What is needed. Could you copy every line from the material below in which "thực" appears?

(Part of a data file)
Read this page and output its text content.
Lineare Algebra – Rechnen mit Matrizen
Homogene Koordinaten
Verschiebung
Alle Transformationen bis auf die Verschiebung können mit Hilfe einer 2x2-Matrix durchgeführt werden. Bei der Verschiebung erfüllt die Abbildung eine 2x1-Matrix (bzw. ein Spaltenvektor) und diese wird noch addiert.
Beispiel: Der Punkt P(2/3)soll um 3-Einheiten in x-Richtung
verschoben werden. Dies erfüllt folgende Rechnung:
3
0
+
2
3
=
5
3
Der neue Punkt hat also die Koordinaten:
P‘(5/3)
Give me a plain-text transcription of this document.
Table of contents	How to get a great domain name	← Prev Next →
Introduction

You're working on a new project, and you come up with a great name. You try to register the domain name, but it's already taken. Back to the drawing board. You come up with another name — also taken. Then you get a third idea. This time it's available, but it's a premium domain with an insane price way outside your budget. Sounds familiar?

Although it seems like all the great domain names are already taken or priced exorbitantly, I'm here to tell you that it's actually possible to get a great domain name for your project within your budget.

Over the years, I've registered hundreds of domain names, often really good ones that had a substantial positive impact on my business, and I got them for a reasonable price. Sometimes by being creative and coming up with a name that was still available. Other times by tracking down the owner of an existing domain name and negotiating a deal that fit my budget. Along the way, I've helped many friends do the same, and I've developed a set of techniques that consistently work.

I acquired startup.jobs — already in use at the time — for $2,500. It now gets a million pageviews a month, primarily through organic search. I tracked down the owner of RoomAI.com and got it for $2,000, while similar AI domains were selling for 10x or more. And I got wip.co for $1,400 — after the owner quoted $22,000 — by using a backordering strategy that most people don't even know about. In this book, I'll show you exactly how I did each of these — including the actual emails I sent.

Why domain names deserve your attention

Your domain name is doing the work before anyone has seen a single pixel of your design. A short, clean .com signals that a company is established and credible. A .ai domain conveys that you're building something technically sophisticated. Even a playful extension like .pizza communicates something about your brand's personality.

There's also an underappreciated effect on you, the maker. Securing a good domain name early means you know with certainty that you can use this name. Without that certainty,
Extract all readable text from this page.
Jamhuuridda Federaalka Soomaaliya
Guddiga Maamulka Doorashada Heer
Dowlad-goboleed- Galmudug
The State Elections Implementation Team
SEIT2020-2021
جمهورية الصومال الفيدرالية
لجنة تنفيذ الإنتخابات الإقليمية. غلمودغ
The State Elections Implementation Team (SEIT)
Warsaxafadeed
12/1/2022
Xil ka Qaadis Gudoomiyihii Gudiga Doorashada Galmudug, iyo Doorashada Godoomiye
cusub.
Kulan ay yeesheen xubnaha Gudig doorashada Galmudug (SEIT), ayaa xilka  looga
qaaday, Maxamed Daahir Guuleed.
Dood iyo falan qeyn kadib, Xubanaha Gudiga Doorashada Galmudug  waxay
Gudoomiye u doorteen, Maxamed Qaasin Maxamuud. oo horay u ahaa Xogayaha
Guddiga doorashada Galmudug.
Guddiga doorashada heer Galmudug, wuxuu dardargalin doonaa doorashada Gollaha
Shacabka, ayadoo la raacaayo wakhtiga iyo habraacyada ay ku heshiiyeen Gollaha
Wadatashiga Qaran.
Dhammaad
--
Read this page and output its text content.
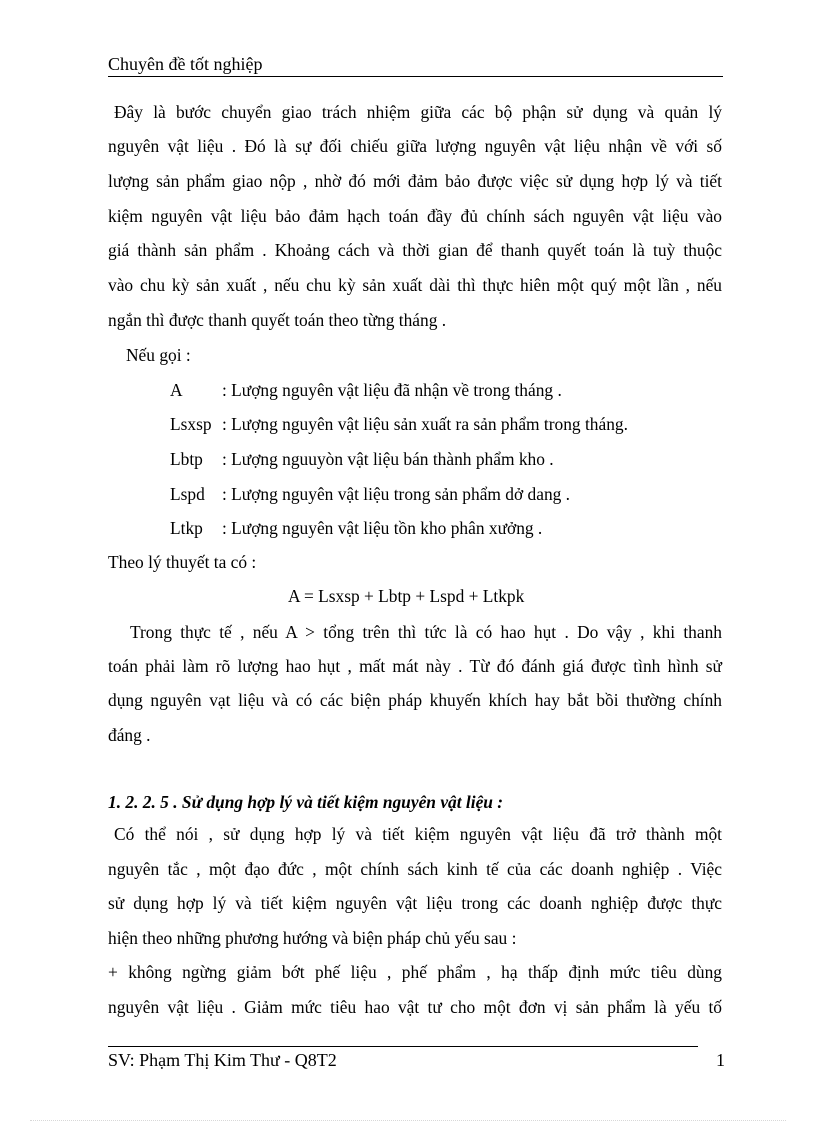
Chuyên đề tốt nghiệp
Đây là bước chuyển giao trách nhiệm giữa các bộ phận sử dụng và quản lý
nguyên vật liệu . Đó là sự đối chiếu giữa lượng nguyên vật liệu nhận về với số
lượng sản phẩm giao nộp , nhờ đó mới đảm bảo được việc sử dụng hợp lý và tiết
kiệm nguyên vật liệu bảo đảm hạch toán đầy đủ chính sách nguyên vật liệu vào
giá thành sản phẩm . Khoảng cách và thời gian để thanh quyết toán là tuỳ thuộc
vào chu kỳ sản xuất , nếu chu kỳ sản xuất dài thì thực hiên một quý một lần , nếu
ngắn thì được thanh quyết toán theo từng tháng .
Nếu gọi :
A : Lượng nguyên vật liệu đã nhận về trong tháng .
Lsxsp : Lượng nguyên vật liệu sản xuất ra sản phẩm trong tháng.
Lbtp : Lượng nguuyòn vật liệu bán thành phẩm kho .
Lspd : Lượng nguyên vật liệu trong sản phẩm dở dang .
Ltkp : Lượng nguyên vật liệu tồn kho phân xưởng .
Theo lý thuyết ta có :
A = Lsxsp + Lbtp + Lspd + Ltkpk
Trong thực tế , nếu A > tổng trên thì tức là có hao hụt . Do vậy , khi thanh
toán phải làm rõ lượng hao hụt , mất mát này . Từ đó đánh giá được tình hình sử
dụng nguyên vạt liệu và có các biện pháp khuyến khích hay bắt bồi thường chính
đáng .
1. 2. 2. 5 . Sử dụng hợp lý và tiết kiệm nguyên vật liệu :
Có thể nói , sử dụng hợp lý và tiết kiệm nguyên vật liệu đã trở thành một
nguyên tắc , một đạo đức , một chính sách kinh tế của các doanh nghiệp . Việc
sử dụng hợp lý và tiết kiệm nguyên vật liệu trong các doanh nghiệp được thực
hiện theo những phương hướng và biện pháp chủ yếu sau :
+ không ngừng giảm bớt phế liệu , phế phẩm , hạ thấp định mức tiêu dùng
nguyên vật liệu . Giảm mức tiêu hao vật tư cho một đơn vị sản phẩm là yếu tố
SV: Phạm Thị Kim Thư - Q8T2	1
--
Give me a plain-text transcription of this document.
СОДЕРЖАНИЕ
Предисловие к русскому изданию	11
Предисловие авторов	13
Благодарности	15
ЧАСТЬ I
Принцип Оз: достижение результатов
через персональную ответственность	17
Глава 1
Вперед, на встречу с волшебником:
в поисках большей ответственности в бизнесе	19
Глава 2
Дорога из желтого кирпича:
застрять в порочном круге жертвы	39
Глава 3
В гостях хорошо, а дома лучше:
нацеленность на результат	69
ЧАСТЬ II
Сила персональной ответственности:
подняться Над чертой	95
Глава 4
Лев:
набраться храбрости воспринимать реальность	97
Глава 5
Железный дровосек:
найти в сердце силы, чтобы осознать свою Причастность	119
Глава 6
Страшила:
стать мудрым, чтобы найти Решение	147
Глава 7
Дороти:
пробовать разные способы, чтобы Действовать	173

Task response.
vào chu kỳ sản xuất , nếu chu kỳ sản xuất dài thì thực hiên một quý một lần , nếu
Trong thực tế , nếu A > tổng trên thì tức là có hao hụt . Do vậy , khi thanh
sử dụng hợp lý và tiết kiệm nguyên vật liệu trong các doanh nghiệp được thực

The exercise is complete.